**DIRECTION**
Without including the pictures, copy out every line below.

Extracted data entries:
----------------------------------------

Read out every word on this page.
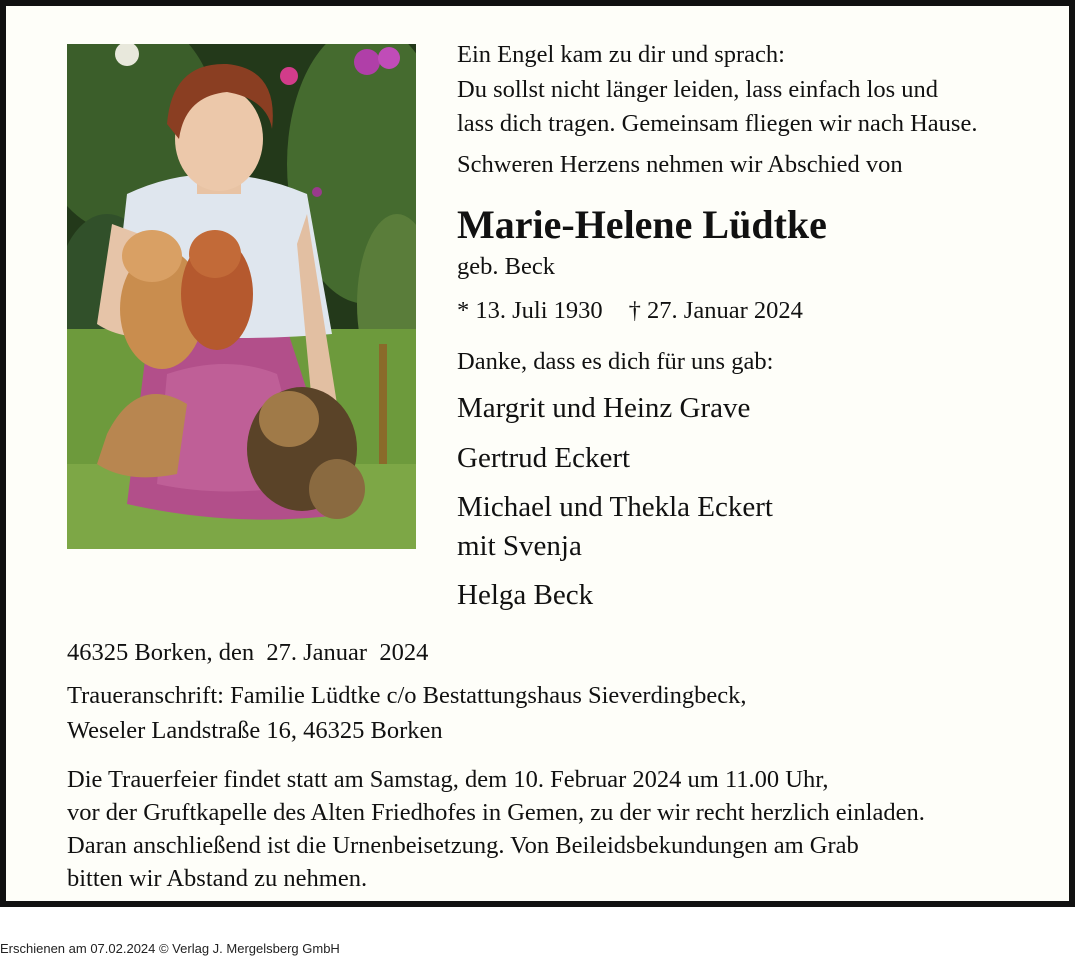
Ein Engel kam zu dir und sprach:
Du sollst nicht länger leiden, lass einfach los und
lass dich tragen. Gemeinsam fliegen wir nach Hause.

Schweren Herzens nehmen wir Abschied von

Marie-Helene Lüdtke

geb. Beck

* 13. Juli 1930 † 27. Januar 2024

Danke, dass es dich für uns gab:

Margrit und Heinz Grave
Gertrud Eckert
Michael und Thekla Eckert
mit Svenja
Helga Beck

46325 Borken, den  27. Januar  2024

Traueranschrift: Familie Lüdtke c/o Bestattungshaus Sieverdingbeck,
Weseler Landstraße 16, 46325 Borken

Die Trauerfeier findet statt am Samstag, dem 10. Februar 2024 um 11.00 Uhr,
vor der Gruftkapelle des Alten Friedhofes in Gemen, zu der wir recht herzlich einladen.
Daran anschließend ist die Urnenbeisetzung. Von Beileidsbekundungen am Grab
bitten wir Abstand zu nehmen.

Erschienen am 07.02.2024 © Verlag J. Mergelsberg GmbH
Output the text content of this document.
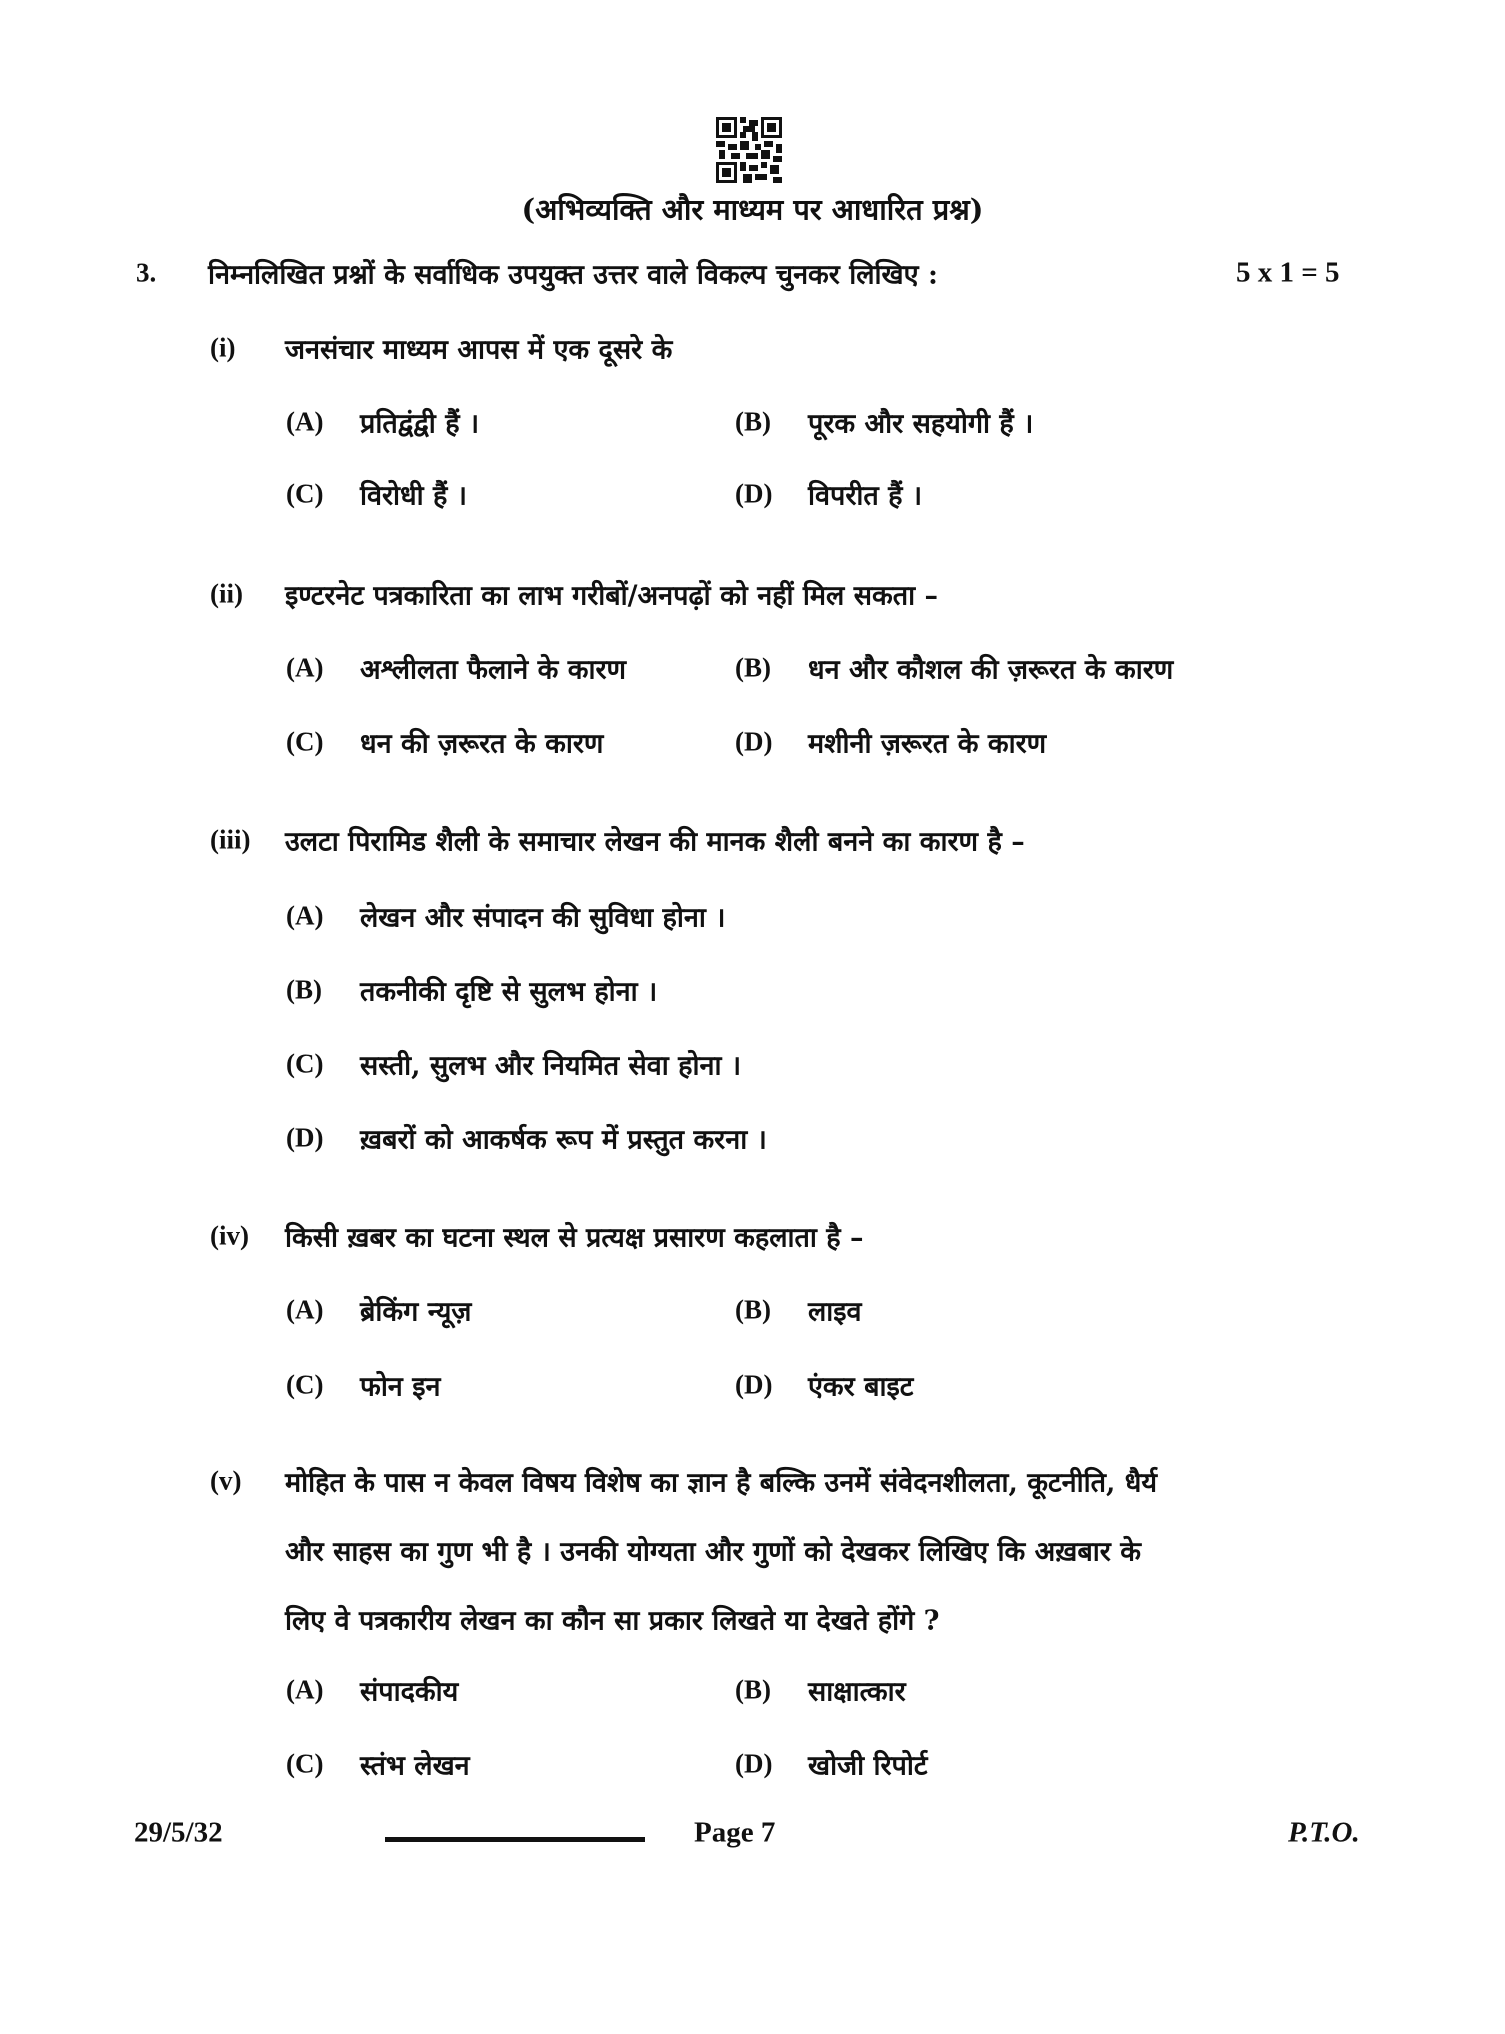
(अभिव्यक्ति और माध्यम पर आधारित प्रश्न)
3. निम्नलिखित प्रश्नों के सर्वाधिक उपयुक्त उत्तर वाले विकल्प चुनकर लिखिए :	5 x 1 = 5
(i) जनसंचार माध्यम आपस में एक दूसरे के
(A) प्रतिद्वंद्वी हैं ।	(B) पूरक और सहयोगी हैं ।
(C) विरोधी हैं ।	(D) विपरीत हैं ।
(ii) इण्टरनेट पत्रकारिता का लाभ गरीबों/अनपढ़ों को नहीं मिल सकता –
(A) अश्लीलता फैलाने के कारण	(B) धन और कौशल की ज़रूरत के कारण
(C) धन की ज़रूरत के कारण	(D) मशीनी ज़रूरत के कारण
(iii) उलटा पिरामिड शैली के समाचार लेखन की मानक शैली बनने का कारण है –
(A) लेखन और संपादन की सुविधा होना ।
(B) तकनीकी दृष्टि से सुलभ होना ।
(C) सस्ती, सुलभ और नियमित सेवा होना ।
(D) ख़बरों को आकर्षक रूप में प्रस्तुत करना ।
(iv) किसी ख़बर का घटना स्थल से प्रत्यक्ष प्रसारण कहलाता है –
(A) ब्रेकिंग न्यूज़	(B) लाइव
(C) फोन इन	(D) एंकर बाइट
(v) मोहित के पास न केवल विषय विशेष का ज्ञान है बल्कि उनमें संवेदनशीलता, कूटनीति, धैर्य
और साहस का गुण भी है । उनकी योग्यता और गुणों को देखकर लिखिए कि अख़बार के
लिए वे पत्रकारीय लेखन का कौन सा प्रकार लिखते या देखते होंगे ?
(A) संपादकीय	(B) साक्षात्कार
(C) स्तंभ लेखन	(D) खोजी रिपोर्ट
29/5/32	Page 7	P.T.O.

----------------------------------------

**RESULT**
Read out every word on this page.
Ein Engel kam zu dir und sprach:
Du sollst nicht länger leiden, lass einfach los und
lass dich tragen. Gemeinsam fliegen wir nach Hause.

Schweren Herzens nehmen wir Abschied von

Marie-Helene Lüdtke

geb. Beck

* 13. Juli 1930 † 27. Januar 2024

Danke, dass es dich für uns gab:

Margrit und Heinz Grave
Gertrud Eckert
Michael und Thekla Eckert
mit Svenja
Helga Beck

46325 Borken, den  27. Januar  2024

Traueranschrift: Familie Lüdtke c/o Bestattungshaus Sieverdingbeck,
Weseler Landstraße 16, 46325 Borken

Die Trauerfeier findet statt am Samstag, dem 10. Februar 2024 um 11.00 Uhr,
vor der Gruftkapelle des Alten Friedhofes in Gemen, zu der wir recht herzlich einladen.
Daran anschließend ist die Urnenbeisetzung. Von Beileidsbekundungen am Grab
bitten wir Abstand zu nehmen.

Erschienen am 07.02.2024 © Verlag J. Mergelsberg GmbH
Output the text content of this document.
(अभिव्यक्ति और माध्यम पर आधारित प्रश्न)
3. निम्नलिखित प्रश्नों के सर्वाधिक उपयुक्त उत्तर वाले विकल्प चुनकर लिखिए :	5 x 1 = 5
(i) जनसंचार माध्यम आपस में एक दूसरे के
(A) प्रतिद्वंद्वी हैं ।	(B) पूरक और सहयोगी हैं ।
(C) विरोधी हैं ।	(D) विपरीत हैं ।
(ii) इण्टरनेट पत्रकारिता का लाभ गरीबों/अनपढ़ों को नहीं मिल सकता –
(A) अश्लीलता फैलाने के कारण	(B) धन और कौशल की ज़रूरत के कारण
(C) धन की ज़रूरत के कारण	(D) मशीनी ज़रूरत के कारण
(iii) उलटा पिरामिड शैली के समाचार लेखन की मानक शैली बनने का कारण है –
(A) लेखन और संपादन की सुविधा होना ।
(B) तकनीकी दृष्टि से सुलभ होना ।
(C) सस्ती, सुलभ और नियमित सेवा होना ।
(D) ख़बरों को आकर्षक रूप में प्रस्तुत करना ।
(iv) किसी ख़बर का घटना स्थल से प्रत्यक्ष प्रसारण कहलाता है –
(A) ब्रेकिंग न्यूज़	(B) लाइव
(C) फोन इन	(D) एंकर बाइट
(v) मोहित के पास न केवल विषय विशेष का ज्ञान है बल्कि उनमें संवेदनशीलता, कूटनीति, धैर्य
और साहस का गुण भी है । उनकी योग्यता और गुणों को देखकर लिखिए कि अख़बार के
लिए वे पत्रकारीय लेखन का कौन सा प्रकार लिखते या देखते होंगे ?
(A) संपादकीय	(B) साक्षात्कार
(C) स्तंभ लेखन	(D) खोजी रिपोर्ट
29/5/32	Page 7	P.T.O.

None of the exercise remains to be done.